Task - Copy the listing lines word for word, starting at the line containing "Patent image size: (925, 1353)." and ending at the line containing "The sixth vehicle 312 is at (327, 140).", both included.

Provided data -
## BEGIN
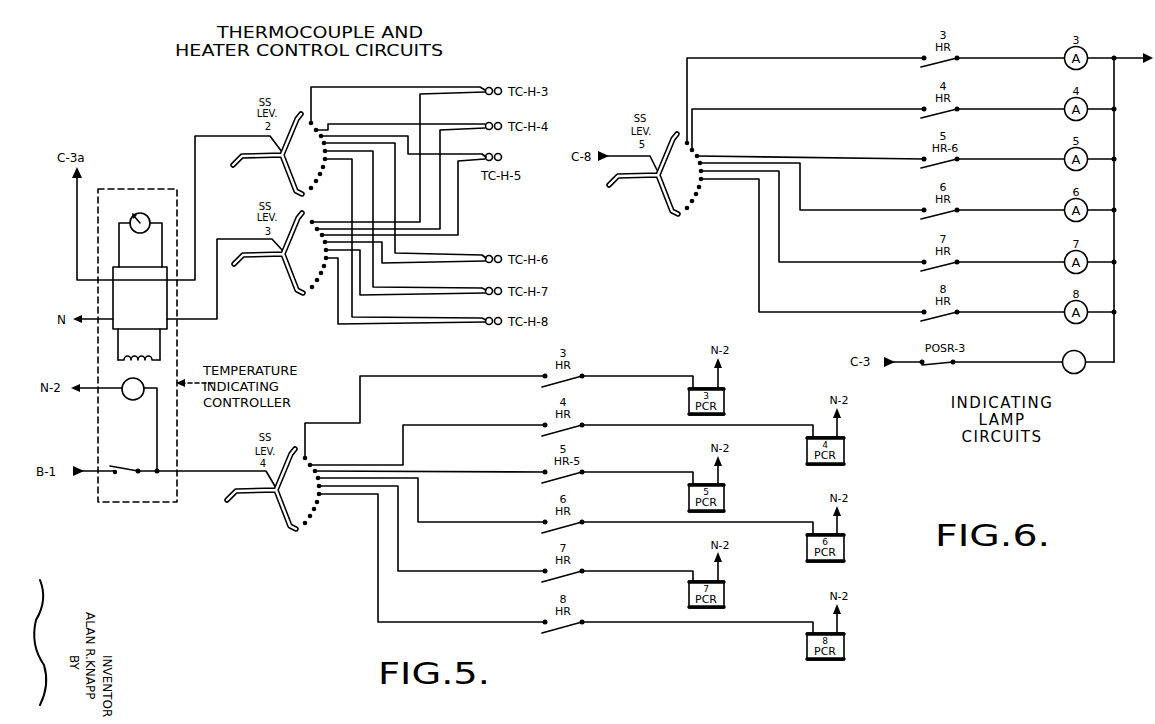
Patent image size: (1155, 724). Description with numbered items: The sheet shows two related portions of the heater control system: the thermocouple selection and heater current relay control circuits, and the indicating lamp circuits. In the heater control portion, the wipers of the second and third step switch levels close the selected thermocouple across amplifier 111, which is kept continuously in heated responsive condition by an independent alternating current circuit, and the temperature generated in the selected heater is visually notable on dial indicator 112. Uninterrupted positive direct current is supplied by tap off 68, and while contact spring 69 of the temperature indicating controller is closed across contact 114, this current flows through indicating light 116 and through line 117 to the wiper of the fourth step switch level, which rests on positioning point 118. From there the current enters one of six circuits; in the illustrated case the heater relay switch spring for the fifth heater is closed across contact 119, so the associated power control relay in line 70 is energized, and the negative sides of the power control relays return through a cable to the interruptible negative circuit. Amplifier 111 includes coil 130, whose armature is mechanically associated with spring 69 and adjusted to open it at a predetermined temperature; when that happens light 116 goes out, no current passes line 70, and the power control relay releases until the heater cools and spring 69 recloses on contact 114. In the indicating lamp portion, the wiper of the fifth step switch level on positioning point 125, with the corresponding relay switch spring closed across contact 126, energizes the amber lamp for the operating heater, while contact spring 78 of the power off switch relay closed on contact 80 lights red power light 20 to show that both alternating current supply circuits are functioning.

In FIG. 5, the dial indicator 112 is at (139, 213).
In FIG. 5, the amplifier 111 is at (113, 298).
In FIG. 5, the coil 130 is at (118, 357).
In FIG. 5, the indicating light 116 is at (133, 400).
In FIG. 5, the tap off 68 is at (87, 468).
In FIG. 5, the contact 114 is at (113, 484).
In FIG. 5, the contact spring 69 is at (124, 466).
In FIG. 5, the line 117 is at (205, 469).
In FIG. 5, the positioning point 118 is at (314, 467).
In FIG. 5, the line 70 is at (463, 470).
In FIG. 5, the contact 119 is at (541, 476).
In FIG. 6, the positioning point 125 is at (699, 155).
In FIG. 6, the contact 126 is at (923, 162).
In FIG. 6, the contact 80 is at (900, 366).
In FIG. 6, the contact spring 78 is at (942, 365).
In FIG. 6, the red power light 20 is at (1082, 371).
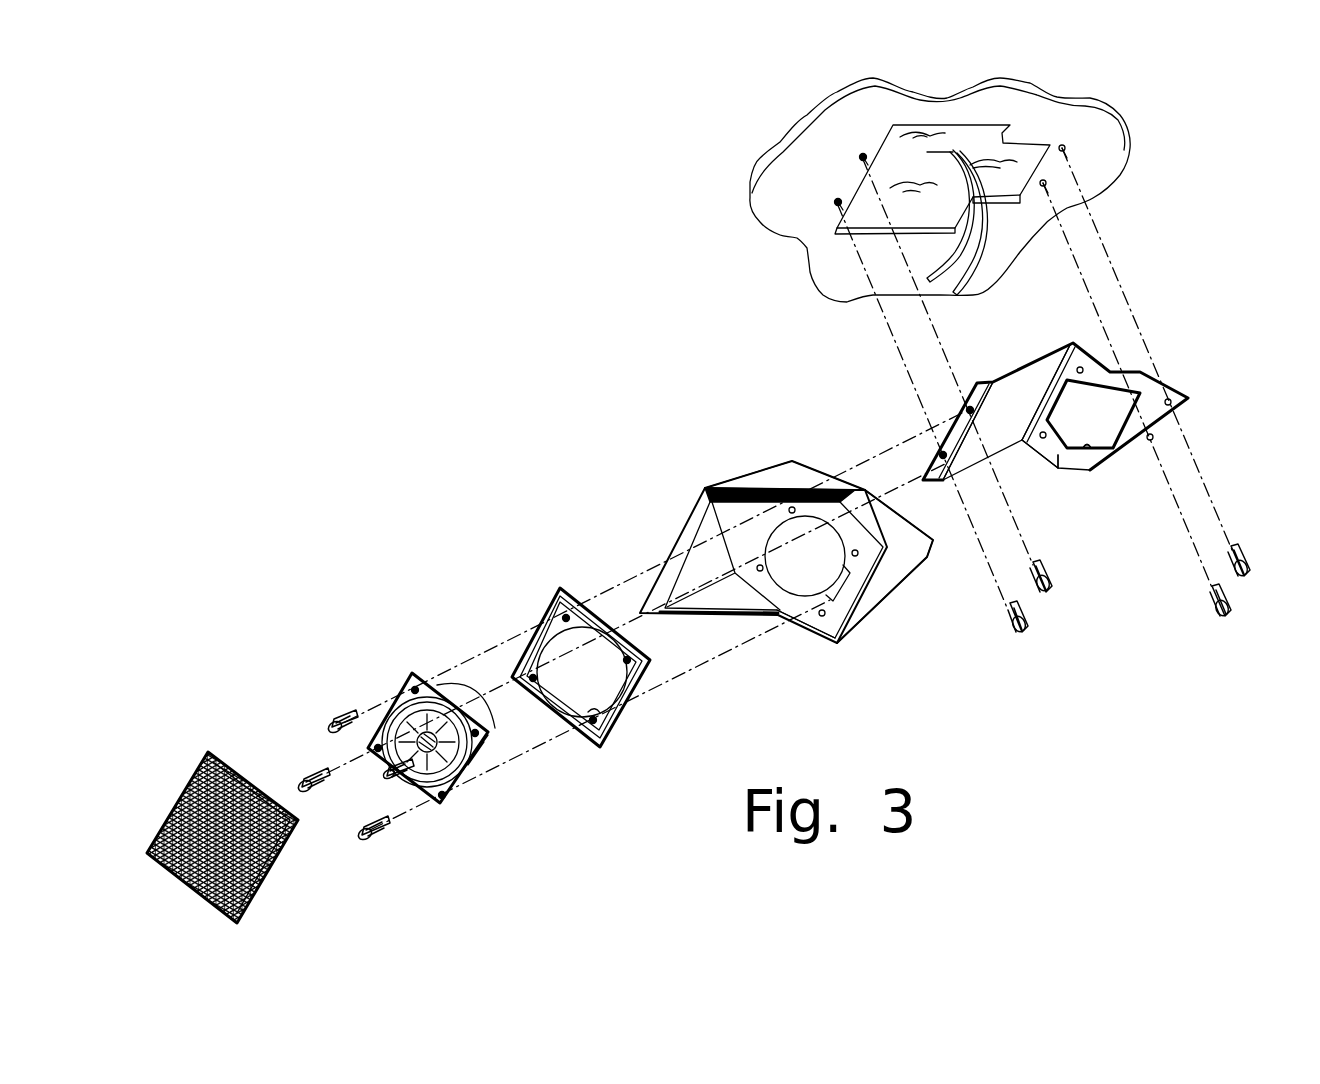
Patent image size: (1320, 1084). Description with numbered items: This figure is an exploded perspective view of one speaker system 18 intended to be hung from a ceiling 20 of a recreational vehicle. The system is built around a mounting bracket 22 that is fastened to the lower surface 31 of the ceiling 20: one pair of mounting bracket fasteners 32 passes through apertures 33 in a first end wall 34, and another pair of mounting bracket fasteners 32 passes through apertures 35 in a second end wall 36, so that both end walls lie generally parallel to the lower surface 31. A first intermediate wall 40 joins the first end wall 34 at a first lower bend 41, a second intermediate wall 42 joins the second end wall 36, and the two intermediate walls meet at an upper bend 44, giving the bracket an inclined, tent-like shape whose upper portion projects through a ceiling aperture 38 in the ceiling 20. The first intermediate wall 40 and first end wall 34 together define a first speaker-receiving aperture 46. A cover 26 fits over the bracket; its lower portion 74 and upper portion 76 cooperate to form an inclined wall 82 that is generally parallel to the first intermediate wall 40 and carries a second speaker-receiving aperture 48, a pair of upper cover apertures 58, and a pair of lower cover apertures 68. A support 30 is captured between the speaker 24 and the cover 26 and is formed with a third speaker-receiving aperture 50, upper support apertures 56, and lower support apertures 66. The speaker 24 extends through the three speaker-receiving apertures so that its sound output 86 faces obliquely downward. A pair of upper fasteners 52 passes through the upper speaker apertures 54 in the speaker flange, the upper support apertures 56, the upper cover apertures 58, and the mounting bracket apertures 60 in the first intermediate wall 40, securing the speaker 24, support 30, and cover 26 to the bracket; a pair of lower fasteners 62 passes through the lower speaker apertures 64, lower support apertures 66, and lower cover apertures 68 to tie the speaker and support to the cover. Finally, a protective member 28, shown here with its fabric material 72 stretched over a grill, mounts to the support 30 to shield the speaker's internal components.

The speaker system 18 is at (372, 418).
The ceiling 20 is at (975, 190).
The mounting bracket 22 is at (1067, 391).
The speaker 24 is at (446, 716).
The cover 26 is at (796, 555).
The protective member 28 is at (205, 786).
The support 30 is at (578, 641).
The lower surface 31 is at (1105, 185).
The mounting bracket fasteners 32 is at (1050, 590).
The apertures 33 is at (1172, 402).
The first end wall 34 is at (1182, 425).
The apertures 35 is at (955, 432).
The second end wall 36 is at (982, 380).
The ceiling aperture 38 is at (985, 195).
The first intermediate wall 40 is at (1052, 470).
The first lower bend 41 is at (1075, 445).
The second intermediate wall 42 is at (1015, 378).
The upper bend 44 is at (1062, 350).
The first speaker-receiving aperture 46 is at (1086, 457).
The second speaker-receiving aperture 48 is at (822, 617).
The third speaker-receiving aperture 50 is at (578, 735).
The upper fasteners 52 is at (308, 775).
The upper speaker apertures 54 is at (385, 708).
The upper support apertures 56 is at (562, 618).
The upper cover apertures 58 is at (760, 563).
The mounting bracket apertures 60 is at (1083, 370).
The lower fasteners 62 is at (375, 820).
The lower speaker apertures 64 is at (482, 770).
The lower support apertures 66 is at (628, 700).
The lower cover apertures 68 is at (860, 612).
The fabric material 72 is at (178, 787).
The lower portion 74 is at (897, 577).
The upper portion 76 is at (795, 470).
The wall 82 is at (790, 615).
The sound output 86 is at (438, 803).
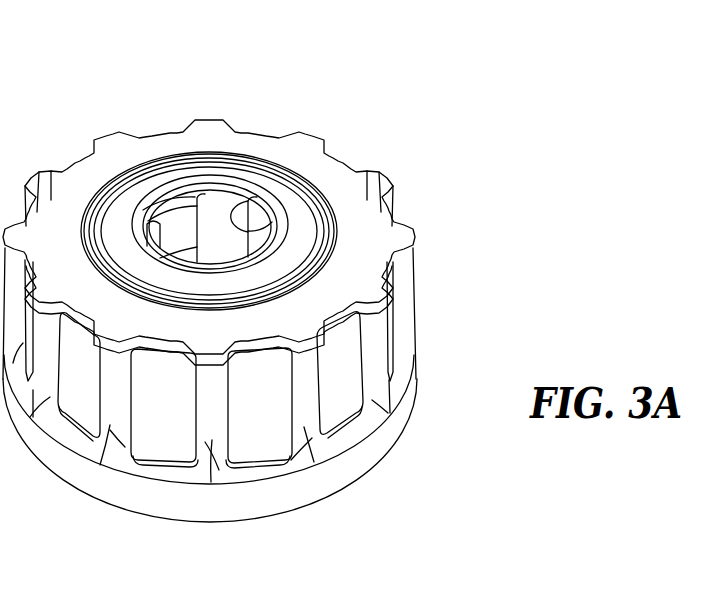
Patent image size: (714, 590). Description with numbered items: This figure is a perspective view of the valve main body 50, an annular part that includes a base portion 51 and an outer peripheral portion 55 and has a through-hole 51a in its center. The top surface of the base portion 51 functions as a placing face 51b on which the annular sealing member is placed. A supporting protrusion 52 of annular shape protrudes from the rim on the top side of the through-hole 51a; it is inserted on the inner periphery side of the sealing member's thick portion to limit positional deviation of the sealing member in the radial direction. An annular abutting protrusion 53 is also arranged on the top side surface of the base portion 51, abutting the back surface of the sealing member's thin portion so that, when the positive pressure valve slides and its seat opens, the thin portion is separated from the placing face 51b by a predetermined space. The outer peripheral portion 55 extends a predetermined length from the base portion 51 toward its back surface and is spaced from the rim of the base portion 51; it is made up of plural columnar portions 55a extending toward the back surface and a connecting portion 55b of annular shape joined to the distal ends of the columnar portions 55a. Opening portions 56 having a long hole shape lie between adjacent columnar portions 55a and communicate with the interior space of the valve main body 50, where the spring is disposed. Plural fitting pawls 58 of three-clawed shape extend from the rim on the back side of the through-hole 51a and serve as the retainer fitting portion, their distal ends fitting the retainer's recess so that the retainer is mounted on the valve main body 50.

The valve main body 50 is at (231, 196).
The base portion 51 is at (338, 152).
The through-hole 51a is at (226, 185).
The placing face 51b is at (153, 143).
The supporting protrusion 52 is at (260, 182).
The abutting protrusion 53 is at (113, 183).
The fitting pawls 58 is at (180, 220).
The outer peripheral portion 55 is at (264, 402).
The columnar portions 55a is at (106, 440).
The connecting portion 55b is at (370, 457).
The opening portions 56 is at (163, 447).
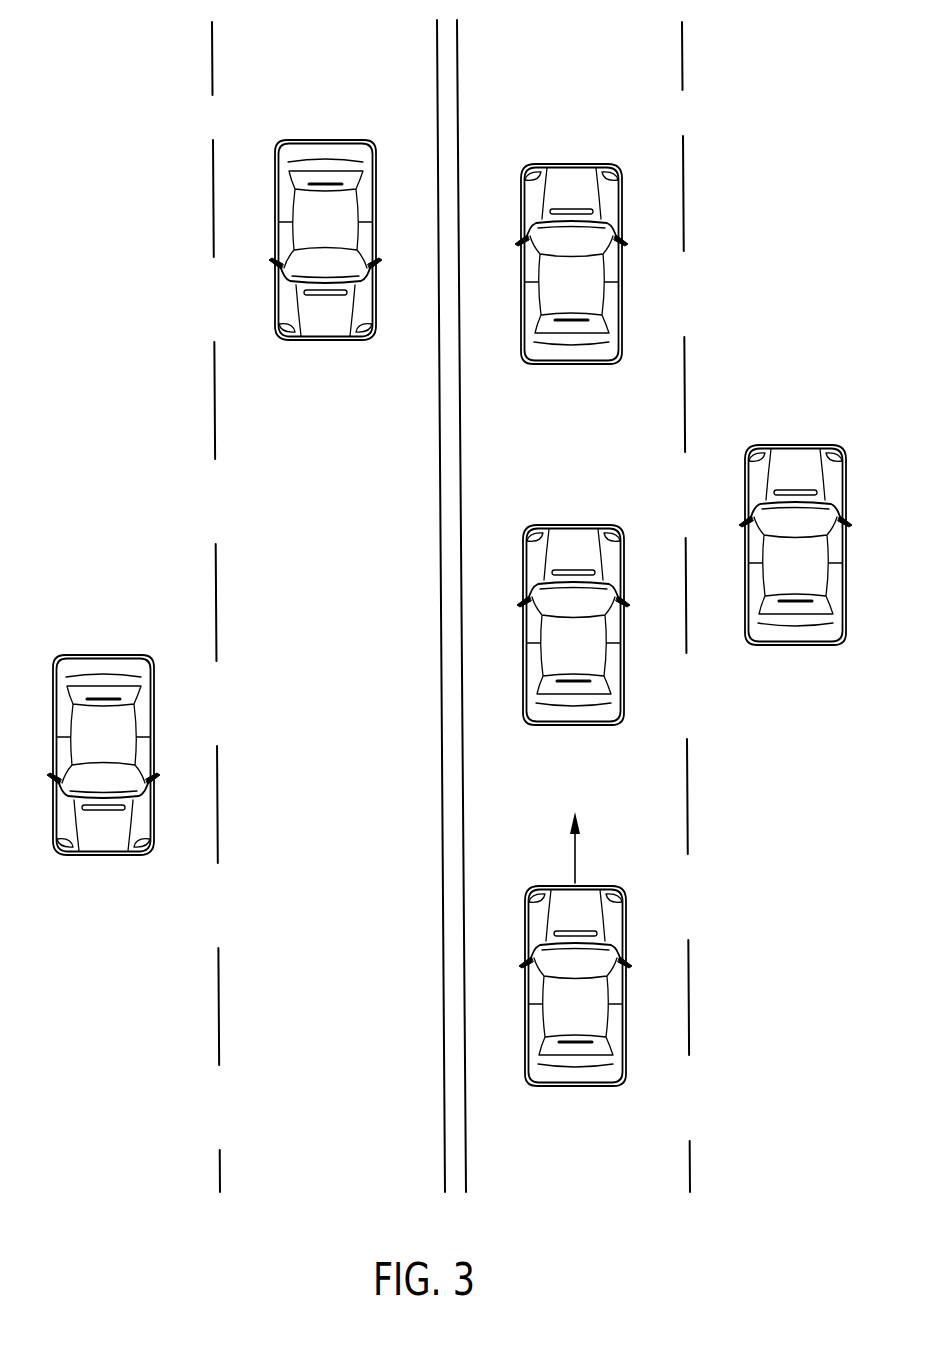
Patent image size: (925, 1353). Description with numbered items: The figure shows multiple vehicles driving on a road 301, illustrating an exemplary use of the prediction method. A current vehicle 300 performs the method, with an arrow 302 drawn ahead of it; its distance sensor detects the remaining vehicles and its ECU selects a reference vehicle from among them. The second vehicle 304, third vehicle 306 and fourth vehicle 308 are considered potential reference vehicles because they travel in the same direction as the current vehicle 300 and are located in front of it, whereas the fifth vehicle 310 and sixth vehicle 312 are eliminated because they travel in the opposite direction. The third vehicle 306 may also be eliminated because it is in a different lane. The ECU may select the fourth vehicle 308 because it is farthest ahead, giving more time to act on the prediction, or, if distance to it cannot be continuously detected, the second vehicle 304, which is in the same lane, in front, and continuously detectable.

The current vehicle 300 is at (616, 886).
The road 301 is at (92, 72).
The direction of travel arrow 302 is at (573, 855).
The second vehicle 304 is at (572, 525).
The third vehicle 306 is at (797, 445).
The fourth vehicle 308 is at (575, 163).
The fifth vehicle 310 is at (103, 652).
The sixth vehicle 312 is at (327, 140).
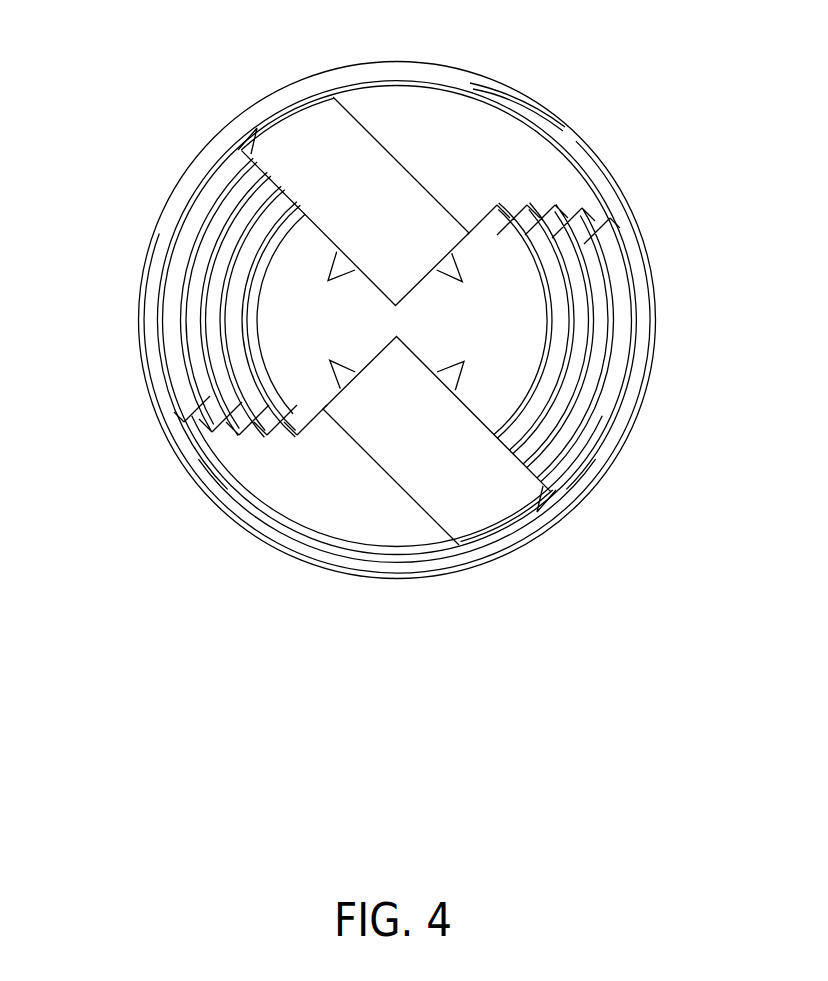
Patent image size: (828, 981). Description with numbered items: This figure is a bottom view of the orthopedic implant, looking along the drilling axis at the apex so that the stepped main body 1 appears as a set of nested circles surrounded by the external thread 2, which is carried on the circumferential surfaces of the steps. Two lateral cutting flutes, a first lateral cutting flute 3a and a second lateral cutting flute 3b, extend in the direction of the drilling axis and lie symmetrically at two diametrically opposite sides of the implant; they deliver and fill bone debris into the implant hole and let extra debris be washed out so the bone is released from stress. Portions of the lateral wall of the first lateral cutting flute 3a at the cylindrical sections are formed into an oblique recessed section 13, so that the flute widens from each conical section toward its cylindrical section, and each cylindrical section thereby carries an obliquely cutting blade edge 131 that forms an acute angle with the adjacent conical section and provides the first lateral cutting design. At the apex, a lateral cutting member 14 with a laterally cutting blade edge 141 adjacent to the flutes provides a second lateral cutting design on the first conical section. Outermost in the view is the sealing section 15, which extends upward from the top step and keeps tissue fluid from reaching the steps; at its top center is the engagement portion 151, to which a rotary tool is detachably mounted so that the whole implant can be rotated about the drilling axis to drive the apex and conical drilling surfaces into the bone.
## END
Reply -
Patent image size: (925, 1353). Description with numbered items: The figure shows multiple vehicles driving on a road 301, illustrating an exemplary use of the prediction method. A current vehicle 300 performs the method, with an arrow 302 drawn ahead of it; its distance sensor detects the remaining vehicles and its ECU selects a reference vehicle from among them. The second vehicle 304, third vehicle 306 and fourth vehicle 308 are considered potential reference vehicles because they travel in the same direction as the current vehicle 300 and are located in front of it, whereas the fifth vehicle 310 and sixth vehicle 312 are eliminated because they travel in the opposite direction. The third vehicle 306 may also be eliminated because it is in a different lane. The ECU may select the fourth vehicle 308 because it is farthest ahead, giving more time to act on the prediction, or, if distance to it cannot be continuously detected, the second vehicle 304, which is in the same lane, in front, and continuously detectable.

The current vehicle 300 is at (616, 886).
The road 301 is at (92, 72).
The direction of travel arrow 302 is at (573, 855).
The second vehicle 304 is at (572, 525).
The third vehicle 306 is at (797, 445).
The fourth vehicle 308 is at (575, 163).
The fifth vehicle 310 is at (103, 652).
The sixth vehicle 312 is at (327, 140).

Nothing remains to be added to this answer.